# Activity
If a line in the entries below includes the string "patients", copy it out.

[Source data]
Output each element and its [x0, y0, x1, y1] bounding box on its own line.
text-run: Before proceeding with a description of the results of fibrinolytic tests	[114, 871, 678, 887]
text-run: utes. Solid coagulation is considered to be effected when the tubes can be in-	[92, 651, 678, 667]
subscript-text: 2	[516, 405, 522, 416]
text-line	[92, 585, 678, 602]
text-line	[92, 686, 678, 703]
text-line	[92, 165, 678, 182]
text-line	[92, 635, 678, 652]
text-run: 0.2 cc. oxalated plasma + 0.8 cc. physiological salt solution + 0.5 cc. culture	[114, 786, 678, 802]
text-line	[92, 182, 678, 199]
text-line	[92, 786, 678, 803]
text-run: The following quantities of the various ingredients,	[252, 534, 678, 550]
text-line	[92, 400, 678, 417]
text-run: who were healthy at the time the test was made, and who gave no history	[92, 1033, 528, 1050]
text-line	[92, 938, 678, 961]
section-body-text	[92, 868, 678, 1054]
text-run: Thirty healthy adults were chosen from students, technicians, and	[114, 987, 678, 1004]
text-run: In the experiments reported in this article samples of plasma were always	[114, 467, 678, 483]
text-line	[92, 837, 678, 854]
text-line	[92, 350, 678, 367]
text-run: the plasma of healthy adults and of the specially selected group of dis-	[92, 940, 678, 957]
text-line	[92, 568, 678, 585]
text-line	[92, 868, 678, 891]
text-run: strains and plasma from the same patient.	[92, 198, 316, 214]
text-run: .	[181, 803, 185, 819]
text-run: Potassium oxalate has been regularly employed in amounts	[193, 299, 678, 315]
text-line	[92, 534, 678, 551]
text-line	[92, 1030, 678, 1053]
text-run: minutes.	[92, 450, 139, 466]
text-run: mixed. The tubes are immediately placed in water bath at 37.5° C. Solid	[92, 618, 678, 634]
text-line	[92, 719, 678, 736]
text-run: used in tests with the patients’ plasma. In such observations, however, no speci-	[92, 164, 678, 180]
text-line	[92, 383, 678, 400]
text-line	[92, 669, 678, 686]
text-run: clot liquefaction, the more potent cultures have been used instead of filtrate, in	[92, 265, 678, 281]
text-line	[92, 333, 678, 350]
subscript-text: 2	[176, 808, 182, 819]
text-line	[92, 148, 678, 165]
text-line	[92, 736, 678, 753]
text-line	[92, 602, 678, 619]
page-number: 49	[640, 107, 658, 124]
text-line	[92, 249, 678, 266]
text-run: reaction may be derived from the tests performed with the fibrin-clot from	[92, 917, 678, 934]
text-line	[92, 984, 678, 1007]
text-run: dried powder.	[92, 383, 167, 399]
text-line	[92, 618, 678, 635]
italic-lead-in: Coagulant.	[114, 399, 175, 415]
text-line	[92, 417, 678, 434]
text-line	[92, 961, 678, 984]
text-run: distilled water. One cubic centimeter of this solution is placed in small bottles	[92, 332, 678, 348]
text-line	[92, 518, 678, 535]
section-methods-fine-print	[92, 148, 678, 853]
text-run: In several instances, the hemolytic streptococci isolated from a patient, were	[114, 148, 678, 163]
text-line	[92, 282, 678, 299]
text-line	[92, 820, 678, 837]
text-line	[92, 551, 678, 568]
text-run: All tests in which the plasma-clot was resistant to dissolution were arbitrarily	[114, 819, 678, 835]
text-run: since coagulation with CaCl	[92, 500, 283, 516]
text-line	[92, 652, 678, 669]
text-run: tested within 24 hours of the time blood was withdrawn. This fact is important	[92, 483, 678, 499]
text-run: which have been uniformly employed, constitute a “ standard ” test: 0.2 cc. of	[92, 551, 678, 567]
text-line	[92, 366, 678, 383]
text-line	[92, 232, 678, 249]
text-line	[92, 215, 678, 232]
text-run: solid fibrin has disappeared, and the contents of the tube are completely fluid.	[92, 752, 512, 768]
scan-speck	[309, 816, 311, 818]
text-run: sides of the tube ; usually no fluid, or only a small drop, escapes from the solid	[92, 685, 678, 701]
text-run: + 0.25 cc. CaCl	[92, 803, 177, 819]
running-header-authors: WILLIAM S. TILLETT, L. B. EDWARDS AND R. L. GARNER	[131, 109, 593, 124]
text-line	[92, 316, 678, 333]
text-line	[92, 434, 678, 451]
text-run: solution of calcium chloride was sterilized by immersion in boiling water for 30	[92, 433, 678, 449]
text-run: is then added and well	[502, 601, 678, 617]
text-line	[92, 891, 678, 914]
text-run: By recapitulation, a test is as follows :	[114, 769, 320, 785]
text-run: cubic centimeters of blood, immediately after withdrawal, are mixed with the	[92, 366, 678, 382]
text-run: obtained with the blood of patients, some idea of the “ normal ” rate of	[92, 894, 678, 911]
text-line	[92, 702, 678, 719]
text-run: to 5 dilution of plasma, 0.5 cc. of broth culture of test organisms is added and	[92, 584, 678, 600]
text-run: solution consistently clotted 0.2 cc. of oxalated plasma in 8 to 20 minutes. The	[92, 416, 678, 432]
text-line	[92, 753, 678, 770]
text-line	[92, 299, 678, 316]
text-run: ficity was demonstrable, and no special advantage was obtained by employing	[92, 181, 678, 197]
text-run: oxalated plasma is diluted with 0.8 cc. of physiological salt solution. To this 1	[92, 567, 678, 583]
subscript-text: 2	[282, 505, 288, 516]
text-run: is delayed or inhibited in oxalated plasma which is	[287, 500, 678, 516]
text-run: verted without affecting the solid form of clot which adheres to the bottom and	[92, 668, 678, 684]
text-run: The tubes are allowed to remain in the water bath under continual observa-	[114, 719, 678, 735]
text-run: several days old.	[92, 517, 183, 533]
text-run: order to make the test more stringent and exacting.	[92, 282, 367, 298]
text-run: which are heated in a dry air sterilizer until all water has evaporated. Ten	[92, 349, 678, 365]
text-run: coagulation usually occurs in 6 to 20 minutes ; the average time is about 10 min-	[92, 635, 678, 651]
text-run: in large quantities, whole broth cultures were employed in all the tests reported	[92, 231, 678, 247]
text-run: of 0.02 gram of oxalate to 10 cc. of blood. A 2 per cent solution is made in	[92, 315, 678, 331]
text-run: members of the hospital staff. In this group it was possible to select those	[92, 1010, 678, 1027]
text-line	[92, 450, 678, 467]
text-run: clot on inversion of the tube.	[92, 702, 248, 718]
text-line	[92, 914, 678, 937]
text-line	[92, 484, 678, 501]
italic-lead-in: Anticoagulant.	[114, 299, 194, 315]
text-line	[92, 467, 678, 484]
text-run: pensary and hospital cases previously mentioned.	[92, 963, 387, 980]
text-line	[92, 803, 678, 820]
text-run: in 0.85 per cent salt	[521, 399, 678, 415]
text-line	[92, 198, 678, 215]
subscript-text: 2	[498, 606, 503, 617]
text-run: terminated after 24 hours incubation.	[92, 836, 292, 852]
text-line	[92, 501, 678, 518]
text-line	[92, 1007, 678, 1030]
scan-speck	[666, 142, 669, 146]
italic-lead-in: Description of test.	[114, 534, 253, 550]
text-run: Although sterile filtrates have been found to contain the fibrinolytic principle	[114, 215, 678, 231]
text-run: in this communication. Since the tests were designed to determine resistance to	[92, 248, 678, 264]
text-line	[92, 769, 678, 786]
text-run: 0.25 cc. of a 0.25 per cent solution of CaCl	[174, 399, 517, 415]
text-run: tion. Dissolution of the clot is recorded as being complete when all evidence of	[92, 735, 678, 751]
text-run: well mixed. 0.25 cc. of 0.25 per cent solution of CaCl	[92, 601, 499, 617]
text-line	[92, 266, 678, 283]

# Response area
text-run: used in tests with the patients’ plasma. In such observations, however, no speci-	[92, 164, 678, 180]
text-run: obtained with the blood of patients, some idea of the “ normal ” rate of	[92, 894, 678, 911]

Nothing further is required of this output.